--- start of Source ---

On the evening of the Super Bowl, we had several teenagers, several adult couples and a few children over to watch the game. It was my son Stephen’s fifth birthday and we spent halftime singing and cutting cake. We missed the whole Janet Jackson fiasco. After the party was over, my husband left to drive children home and I settled in the now quiet house to read a copy of the January 29, 2004, issue of The Declaration my father had brought me from Charlottesville. The Declaration is the weekly student newspaper at the University of Virginia, my Alma Mater. Dad thought I’d enjoy a trip down memory lane. In that quiet evening, the heart of this mother mourned for the innocence of her children’s generation.
The “Poodah Corner” featured one coarse, anti-Catholic, offensive anti-pope “joke” after another. The cover story, “Blushing No More,” applauded the university’s support of the Queer Student Union from funding to facilities to faculty support. An article entitled “All Thy Neighbors,” encouraged us to embrace homosexuals more wholeheartedly. And a column about a young man’s trip home for the holidays was liberally sprinkled with expletives (is the vocabulary of Virginia’s finest so limited that they must use words like this to make their points?).
I sent a note about the anti-Catholic comments to the Catholic League. I passed the paper on to a couple of Virginia state legislators, who weren’t surprised but were appalled. And I mentioned the paper to a few thousand Catholic mothers, with this question: Are we carefully nurturing children with high moral standards to send them out into the world to take on this culture day after day? I have little doubt that children raised in good, moral homes could withstand the barrage of filth, but I find it very sad that they would have to swim against the tide of the culture in the muck and the mud of indecency the entire time they are in college.

--- end of Source ---
--- start of Entries shown ---

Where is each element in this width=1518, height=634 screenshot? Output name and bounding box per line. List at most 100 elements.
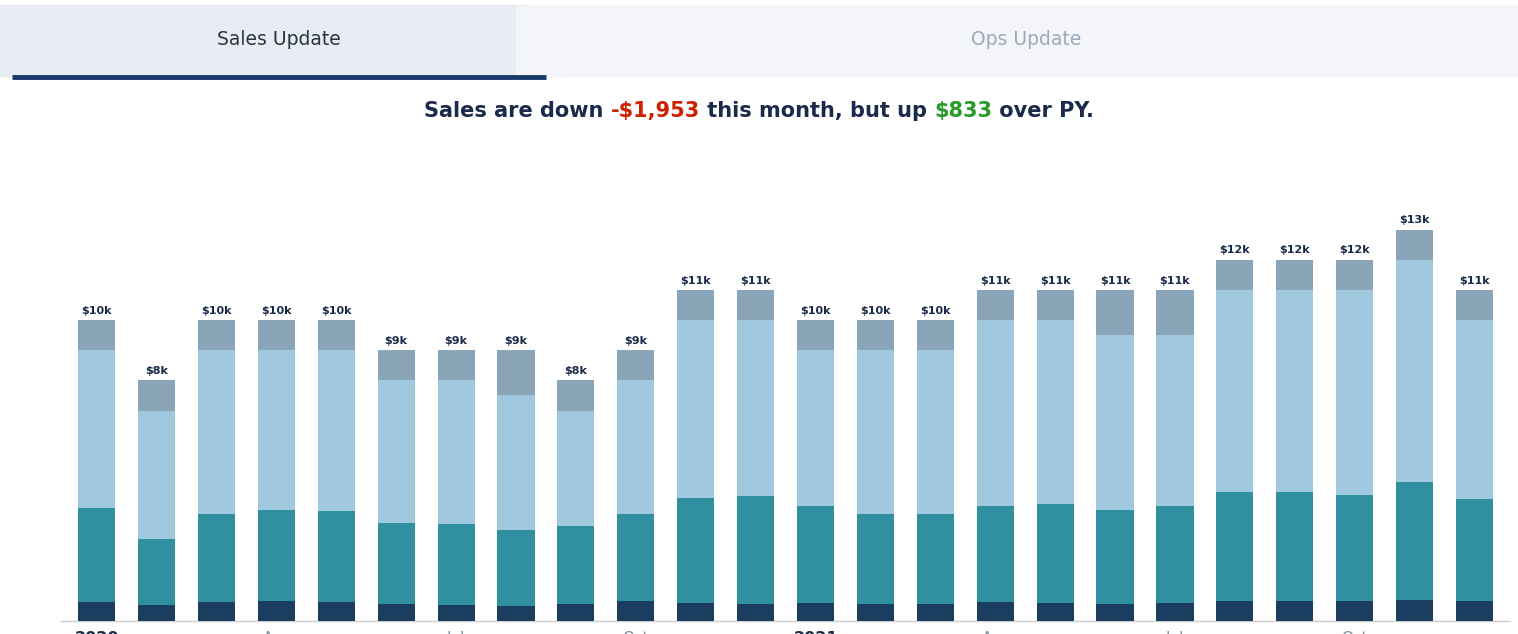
Bar <box>1157 290 1193 335</box>
Bar <box>317 350 355 512</box>
Bar <box>976 602 1014 621</box>
Bar <box>1277 260 1313 290</box>
Text: $12k: $12k <box>1280 245 1310 256</box>
Text: $11k: $11k <box>1040 276 1070 285</box>
Text: this month, but up: this month, but up <box>700 101 934 121</box>
Bar <box>378 380 414 522</box>
Bar <box>1216 260 1254 290</box>
Bar <box>77 508 115 602</box>
Bar <box>976 506 1014 602</box>
Bar <box>856 514 894 604</box>
Bar <box>1456 499 1494 601</box>
Bar <box>1397 600 1433 621</box>
Bar <box>1277 601 1313 621</box>
Bar <box>197 350 235 514</box>
Bar <box>317 512 355 602</box>
Bar <box>677 290 715 320</box>
Text: $10k: $10k <box>800 306 830 316</box>
Bar <box>77 602 115 621</box>
Bar <box>378 522 414 604</box>
Text: $9k: $9k <box>445 336 468 346</box>
Bar <box>1037 604 1073 621</box>
Bar <box>976 290 1014 320</box>
Bar <box>917 604 953 621</box>
FancyBboxPatch shape <box>516 5 1518 77</box>
Bar <box>677 498 715 604</box>
Text: Sales are down: Sales are down <box>424 101 610 121</box>
Text: over PY.: over PY. <box>993 101 1094 121</box>
Bar <box>1277 493 1313 601</box>
Text: $13k: $13k <box>1400 216 1430 225</box>
Bar <box>797 507 833 603</box>
Text: $12k: $12k <box>1219 245 1251 256</box>
Text: Sales Update: Sales Update <box>217 30 342 49</box>
Bar <box>437 380 475 524</box>
Text: $833: $833 <box>934 101 993 121</box>
Bar <box>1037 290 1073 320</box>
Bar <box>1336 260 1374 290</box>
Bar <box>738 604 774 621</box>
Bar <box>797 603 833 621</box>
Bar <box>1456 601 1494 621</box>
Bar <box>856 350 894 514</box>
Bar <box>738 496 774 604</box>
Text: $11k: $11k <box>741 276 771 285</box>
Bar <box>738 290 774 320</box>
Bar <box>1456 290 1494 320</box>
Bar <box>618 602 654 621</box>
Text: Ops Update: Ops Update <box>972 30 1081 49</box>
Bar <box>498 531 534 605</box>
Bar <box>258 601 294 621</box>
Bar <box>1336 290 1374 495</box>
Bar <box>1277 290 1313 493</box>
Bar <box>498 396 534 531</box>
Bar <box>917 320 953 350</box>
Text: $9k: $9k <box>384 336 408 346</box>
Text: $10k: $10k <box>861 306 891 316</box>
Text: $11k: $11k <box>1160 276 1190 285</box>
Bar <box>1096 604 1134 621</box>
Bar <box>138 538 175 605</box>
Text: $11k: $11k <box>1459 276 1489 285</box>
Bar <box>1216 601 1254 621</box>
Bar <box>557 411 595 526</box>
Bar <box>77 320 115 350</box>
Bar <box>1336 495 1374 601</box>
Bar <box>77 350 115 508</box>
Bar <box>797 320 833 350</box>
Bar <box>1336 601 1374 621</box>
Bar <box>1157 603 1193 621</box>
Bar <box>258 510 294 601</box>
Bar <box>378 604 414 621</box>
Bar <box>618 350 654 380</box>
Bar <box>618 380 654 514</box>
Bar <box>738 320 774 496</box>
Bar <box>258 350 294 510</box>
Bar <box>917 350 953 514</box>
Bar <box>557 380 595 411</box>
Text: $10k: $10k <box>82 306 112 316</box>
Text: $9k: $9k <box>624 336 647 346</box>
Bar <box>557 526 595 604</box>
Text: $8k: $8k <box>565 366 587 376</box>
Bar <box>856 320 894 350</box>
Text: $12k: $12k <box>1339 245 1369 256</box>
Bar <box>1037 504 1073 604</box>
Bar <box>1096 510 1134 604</box>
Bar <box>1397 482 1433 600</box>
Bar <box>917 514 953 604</box>
Bar <box>1456 320 1494 499</box>
Bar <box>437 605 475 621</box>
Bar <box>1157 507 1193 603</box>
Bar <box>1157 335 1193 507</box>
Bar <box>1397 260 1433 482</box>
Bar <box>378 350 414 380</box>
Bar <box>498 350 534 396</box>
Bar <box>197 320 235 350</box>
Bar <box>1096 335 1134 510</box>
Text: $11k: $11k <box>1099 276 1131 285</box>
Bar <box>437 350 475 380</box>
Text: $10k: $10k <box>202 306 232 316</box>
Bar <box>138 605 175 621</box>
Bar <box>1216 290 1254 493</box>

--- end of Entries shown ---

--- Problems ---
A. In the essay about the student newspaper, duplicate the stretch from "I sent a note" through "are in college.".
B. Rewrite the paragraph of the essay about the student newspaper that begins "The “Poodah Corner” featured" as a short list that keeps its main facts.
The rows have nothing to do with this work.

--- Solutions by task ---
A.
I sent a note about the anti-Catholic comments to the Catholic League. I passed the paper on to a couple of Virginia state legislators, who weren’t surprised but were appalled. And I mentioned the paper to a few thousand Catholic mothers, with this question: Are we carefully nurturing children with high moral standards to send them out into the world to take on this culture day after day? I have little doubt that children raised in good, moral homes could withstand the barrage of filth, but I find it very sad that they would have to swim against the tide of the culture in the muck and the mud of indecency the entire time they are in college.

B.
- The "Poodah Corner" ran one coarse, anti-Catholic, offensive anti-pope "joke" after another.
- The cover story, "Blushing No More," praised the university's funding, facilities and faculty support for the Queer Student Union.
- An article called "All Thy Neighbors" urged readers to embrace homosexuals more fully.
- A column about a young man's trip home for the holidays was full of expletives.